[Short problem]: For each line below that includes the word "color", make a copy.

--- start Given records ---

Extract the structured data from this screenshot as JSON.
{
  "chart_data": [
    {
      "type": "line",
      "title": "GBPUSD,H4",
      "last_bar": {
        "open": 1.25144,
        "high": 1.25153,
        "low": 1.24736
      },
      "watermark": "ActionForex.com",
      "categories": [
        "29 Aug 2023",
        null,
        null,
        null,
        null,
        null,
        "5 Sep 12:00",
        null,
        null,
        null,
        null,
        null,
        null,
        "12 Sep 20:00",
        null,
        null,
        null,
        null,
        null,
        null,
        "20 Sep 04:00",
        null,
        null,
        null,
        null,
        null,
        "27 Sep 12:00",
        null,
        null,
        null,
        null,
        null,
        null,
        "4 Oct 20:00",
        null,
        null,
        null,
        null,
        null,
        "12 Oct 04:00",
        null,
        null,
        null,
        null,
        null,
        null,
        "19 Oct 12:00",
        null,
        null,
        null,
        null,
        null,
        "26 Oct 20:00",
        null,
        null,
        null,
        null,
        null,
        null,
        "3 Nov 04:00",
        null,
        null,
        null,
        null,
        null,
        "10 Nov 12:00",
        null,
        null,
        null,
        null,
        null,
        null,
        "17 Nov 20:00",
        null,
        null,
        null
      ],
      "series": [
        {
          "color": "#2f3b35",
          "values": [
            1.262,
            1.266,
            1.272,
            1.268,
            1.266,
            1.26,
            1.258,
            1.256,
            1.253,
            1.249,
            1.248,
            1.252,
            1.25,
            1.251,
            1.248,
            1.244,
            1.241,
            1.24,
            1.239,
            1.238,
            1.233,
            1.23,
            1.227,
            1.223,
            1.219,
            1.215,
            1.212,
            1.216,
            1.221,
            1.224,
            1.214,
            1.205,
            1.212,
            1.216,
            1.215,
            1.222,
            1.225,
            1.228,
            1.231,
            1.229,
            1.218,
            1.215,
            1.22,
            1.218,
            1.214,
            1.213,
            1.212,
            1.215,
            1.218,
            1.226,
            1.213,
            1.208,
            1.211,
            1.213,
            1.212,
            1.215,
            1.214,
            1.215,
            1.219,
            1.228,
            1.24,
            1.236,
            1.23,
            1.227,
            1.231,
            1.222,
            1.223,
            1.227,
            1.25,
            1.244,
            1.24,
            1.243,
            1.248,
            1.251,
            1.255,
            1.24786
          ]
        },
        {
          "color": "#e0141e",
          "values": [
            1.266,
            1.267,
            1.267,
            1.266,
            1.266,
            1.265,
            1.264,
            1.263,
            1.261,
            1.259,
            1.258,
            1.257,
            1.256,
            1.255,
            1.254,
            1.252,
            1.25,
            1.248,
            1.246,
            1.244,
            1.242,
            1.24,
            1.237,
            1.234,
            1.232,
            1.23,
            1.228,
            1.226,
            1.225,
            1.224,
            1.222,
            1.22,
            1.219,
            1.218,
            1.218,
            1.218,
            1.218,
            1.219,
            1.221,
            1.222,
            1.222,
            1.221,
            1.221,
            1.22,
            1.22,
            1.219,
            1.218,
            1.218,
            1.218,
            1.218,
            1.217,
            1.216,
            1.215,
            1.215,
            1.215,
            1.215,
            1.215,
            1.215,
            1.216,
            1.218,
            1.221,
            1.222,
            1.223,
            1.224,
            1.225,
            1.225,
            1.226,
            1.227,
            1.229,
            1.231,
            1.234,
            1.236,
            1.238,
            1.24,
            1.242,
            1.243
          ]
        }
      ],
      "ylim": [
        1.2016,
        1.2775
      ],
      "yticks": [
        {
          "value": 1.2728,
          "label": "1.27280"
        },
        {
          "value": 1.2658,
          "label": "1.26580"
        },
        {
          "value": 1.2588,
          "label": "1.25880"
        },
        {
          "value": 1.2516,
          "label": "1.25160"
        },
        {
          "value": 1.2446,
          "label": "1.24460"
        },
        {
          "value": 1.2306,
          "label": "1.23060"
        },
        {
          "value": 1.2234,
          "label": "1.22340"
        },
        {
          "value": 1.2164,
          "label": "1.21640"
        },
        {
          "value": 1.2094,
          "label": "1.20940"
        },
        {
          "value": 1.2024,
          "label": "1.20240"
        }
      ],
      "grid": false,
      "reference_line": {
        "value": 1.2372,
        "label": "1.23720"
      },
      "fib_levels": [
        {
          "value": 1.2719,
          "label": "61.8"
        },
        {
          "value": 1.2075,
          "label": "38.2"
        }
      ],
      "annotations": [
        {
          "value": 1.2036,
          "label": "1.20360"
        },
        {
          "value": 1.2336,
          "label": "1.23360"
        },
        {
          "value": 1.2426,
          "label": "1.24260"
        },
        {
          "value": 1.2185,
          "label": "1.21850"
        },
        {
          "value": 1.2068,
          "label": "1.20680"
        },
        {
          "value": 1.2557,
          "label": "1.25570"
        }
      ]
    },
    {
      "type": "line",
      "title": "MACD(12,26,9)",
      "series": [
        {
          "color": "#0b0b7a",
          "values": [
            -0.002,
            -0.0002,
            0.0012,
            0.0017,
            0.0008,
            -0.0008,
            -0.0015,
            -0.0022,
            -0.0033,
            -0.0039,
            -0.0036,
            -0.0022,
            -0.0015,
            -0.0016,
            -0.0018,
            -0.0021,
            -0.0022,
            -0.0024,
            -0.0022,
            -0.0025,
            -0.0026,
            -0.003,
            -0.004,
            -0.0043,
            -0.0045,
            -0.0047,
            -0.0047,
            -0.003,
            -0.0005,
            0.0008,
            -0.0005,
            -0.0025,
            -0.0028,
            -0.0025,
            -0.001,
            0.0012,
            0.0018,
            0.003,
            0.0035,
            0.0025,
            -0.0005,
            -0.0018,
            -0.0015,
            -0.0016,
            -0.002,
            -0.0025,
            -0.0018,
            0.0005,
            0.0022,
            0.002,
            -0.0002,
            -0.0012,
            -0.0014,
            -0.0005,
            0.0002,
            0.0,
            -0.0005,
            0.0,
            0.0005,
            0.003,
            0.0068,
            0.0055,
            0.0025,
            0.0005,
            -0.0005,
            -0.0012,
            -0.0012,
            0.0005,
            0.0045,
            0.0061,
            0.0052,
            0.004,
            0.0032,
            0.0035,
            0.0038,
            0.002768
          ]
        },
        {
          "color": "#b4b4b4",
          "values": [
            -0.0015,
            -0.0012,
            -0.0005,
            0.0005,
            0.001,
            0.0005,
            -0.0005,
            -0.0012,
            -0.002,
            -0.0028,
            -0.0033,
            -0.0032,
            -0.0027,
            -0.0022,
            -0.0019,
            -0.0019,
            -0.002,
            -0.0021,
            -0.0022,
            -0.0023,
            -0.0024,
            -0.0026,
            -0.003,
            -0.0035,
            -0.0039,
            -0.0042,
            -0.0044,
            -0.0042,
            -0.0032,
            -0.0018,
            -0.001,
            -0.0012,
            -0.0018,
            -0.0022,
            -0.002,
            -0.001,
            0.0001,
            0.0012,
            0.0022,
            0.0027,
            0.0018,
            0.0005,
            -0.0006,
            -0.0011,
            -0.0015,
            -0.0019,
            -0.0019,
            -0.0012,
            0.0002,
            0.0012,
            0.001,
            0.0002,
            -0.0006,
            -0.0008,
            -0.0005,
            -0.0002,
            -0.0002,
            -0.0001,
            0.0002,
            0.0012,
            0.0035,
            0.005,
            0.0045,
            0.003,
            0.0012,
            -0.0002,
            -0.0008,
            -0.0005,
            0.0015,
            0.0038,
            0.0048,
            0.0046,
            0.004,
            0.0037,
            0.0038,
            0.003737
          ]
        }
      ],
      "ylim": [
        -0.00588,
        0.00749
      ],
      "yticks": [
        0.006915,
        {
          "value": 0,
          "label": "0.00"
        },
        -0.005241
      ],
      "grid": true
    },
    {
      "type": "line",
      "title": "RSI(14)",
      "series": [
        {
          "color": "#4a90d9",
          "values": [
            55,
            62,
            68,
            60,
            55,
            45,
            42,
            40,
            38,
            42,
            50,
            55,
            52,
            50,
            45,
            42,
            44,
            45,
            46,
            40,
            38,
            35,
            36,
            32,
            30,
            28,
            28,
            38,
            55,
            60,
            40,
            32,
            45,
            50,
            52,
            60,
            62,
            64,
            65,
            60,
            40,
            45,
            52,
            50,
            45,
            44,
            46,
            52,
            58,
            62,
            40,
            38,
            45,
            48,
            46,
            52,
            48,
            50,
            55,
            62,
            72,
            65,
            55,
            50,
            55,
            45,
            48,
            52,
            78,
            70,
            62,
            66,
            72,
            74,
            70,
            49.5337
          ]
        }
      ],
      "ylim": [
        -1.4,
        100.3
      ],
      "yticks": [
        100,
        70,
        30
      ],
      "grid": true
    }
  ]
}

--- end Given records ---

[Exercise output]:
          "color": "#2f3b35",
          "color": "#e0141e",
          "color": "#0b0b7a",
          "color": "#b4b4b4",
          "color": "#4a90d9",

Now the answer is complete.